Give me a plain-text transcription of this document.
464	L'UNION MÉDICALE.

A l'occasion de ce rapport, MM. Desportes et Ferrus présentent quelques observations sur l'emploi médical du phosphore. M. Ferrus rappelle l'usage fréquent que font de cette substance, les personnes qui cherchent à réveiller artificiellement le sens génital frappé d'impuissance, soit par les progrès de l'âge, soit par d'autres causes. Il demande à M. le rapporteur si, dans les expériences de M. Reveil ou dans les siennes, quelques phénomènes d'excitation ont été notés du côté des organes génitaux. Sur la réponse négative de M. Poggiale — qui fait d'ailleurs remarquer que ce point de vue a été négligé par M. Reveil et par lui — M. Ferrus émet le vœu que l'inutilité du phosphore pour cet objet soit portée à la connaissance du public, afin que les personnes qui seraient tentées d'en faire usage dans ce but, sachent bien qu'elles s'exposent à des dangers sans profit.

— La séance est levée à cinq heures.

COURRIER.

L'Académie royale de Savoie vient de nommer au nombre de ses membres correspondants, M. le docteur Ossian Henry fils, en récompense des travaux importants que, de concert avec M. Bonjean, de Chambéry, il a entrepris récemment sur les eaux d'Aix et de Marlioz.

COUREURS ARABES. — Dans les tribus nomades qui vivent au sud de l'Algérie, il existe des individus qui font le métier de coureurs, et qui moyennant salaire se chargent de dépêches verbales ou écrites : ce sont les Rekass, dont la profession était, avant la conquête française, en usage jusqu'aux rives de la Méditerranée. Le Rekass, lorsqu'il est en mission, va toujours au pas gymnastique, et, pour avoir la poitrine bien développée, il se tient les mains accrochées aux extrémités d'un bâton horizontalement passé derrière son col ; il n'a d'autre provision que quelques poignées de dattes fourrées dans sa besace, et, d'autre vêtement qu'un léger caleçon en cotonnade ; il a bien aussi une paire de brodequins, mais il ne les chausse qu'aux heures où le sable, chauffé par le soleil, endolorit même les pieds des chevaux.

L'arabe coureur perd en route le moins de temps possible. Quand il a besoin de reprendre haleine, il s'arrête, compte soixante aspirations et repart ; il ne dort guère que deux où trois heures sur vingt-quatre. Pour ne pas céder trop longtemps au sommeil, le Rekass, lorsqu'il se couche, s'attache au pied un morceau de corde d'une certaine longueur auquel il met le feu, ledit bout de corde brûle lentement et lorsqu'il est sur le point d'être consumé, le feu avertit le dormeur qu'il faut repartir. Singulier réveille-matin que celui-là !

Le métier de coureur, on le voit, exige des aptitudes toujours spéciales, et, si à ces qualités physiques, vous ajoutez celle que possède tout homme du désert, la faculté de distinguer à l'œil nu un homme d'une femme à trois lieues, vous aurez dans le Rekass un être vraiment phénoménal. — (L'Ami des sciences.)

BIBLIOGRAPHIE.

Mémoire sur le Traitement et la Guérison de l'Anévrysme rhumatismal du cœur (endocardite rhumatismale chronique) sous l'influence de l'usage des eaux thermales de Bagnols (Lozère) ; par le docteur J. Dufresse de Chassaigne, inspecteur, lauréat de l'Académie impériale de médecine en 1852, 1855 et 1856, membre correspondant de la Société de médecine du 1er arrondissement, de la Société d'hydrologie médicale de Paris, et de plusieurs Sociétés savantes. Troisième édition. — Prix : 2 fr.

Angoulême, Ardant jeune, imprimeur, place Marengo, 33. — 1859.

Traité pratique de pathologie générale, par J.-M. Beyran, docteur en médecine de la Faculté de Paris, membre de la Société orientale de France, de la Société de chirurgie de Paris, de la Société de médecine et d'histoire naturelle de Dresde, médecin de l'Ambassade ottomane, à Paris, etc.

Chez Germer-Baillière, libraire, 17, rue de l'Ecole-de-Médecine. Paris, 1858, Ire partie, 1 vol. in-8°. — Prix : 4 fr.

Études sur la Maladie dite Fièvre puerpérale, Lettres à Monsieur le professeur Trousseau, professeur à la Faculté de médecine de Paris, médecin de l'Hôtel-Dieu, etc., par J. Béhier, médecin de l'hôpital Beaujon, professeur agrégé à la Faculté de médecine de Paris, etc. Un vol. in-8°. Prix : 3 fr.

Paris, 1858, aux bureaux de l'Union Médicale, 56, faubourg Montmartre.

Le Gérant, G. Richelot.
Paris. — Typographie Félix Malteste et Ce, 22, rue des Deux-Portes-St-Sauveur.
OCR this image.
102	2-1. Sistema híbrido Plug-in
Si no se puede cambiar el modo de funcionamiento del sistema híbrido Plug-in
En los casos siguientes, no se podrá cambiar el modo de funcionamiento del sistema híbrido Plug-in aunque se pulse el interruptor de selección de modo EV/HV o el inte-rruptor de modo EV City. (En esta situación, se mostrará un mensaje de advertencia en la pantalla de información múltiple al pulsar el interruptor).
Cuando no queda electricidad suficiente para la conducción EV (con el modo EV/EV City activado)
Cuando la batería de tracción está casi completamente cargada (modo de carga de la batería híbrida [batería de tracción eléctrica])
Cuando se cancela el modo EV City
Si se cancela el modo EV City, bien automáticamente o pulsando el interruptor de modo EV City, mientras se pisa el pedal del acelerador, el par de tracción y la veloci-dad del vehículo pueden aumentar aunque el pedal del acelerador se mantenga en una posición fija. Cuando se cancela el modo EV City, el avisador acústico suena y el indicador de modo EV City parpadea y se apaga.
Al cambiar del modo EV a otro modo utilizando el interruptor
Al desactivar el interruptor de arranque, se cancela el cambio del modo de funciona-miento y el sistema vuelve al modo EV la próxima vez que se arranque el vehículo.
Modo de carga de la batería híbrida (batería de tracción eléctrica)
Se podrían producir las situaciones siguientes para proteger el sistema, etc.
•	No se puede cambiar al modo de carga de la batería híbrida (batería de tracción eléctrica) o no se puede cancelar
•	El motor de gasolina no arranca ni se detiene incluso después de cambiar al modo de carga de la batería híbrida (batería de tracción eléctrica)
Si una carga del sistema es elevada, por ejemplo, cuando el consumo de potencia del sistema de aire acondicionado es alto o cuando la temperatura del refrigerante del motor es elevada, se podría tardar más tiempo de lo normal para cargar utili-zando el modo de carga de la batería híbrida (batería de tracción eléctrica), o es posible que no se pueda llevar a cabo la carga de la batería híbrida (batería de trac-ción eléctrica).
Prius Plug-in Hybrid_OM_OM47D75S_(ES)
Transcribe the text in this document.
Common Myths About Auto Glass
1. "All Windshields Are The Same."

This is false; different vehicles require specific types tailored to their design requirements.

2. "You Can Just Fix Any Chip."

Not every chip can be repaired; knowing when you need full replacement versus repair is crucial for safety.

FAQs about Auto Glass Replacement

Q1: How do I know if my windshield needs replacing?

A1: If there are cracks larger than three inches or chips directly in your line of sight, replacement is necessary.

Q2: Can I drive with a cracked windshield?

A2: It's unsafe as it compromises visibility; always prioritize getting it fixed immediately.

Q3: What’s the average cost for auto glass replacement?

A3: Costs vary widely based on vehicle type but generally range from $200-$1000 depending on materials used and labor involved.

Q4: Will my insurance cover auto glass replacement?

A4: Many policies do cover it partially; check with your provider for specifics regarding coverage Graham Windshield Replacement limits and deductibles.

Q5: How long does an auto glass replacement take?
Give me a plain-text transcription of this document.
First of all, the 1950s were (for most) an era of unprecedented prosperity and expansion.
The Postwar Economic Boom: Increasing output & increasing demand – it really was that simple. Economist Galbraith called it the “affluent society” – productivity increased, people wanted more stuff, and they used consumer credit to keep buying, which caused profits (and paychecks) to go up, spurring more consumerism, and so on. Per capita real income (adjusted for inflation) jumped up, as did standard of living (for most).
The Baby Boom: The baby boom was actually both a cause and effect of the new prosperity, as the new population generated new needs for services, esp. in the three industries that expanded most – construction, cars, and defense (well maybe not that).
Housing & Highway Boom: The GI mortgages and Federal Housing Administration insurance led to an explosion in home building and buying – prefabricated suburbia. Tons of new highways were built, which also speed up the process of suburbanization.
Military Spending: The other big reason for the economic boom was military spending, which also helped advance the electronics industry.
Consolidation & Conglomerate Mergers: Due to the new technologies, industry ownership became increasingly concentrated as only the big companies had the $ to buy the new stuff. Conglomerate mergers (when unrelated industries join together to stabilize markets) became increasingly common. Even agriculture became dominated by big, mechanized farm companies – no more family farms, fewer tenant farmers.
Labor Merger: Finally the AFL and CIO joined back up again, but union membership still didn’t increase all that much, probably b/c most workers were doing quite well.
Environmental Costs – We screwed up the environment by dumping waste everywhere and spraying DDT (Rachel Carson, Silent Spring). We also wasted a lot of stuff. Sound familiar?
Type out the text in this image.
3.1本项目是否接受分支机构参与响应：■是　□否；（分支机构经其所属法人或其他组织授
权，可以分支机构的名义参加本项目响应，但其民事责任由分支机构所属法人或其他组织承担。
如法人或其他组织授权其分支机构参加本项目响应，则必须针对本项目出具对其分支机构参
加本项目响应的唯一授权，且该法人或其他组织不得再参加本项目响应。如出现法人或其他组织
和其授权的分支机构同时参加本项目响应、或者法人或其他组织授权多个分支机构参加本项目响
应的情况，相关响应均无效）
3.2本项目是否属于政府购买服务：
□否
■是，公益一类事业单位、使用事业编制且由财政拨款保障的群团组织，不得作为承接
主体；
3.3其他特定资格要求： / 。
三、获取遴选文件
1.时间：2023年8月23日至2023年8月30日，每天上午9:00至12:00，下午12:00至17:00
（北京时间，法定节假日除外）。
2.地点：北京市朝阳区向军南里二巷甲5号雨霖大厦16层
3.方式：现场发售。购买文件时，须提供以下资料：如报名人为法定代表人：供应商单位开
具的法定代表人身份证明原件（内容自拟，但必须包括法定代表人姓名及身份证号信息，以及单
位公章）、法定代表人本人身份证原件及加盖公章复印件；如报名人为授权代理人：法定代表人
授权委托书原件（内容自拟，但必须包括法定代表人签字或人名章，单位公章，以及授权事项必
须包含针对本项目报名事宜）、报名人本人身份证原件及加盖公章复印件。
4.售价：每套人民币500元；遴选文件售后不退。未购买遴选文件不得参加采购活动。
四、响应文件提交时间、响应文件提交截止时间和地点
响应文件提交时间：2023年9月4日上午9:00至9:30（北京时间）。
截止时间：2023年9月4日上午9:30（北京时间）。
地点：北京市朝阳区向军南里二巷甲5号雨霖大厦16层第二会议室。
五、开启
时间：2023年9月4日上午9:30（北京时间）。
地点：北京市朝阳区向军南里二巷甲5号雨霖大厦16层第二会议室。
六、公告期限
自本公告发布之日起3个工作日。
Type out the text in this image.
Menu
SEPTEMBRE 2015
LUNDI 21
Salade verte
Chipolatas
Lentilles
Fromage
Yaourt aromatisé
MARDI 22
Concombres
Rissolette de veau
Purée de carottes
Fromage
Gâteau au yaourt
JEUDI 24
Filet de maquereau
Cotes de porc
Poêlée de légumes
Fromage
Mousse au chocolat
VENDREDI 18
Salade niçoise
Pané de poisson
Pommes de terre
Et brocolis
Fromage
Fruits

[Problem requirements]
Which lines contain the word "industry"? Copy each one.

[Task answer]
Military Spending: The other big reason for the economic boom was military spending, which also helped advance the electronics industry.
Consolidation & Conglomerate Mergers: Due to the new technologies, industry ownership became increasingly concentrated as only the big companies had the $ to buy the new stuff. Conglomerate mergers (when unrelated industries join together to stabilize markets) became increasingly common. Even agriculture became dominated by big, mechanized farm companies – no more family farms, fewer tenant farmers.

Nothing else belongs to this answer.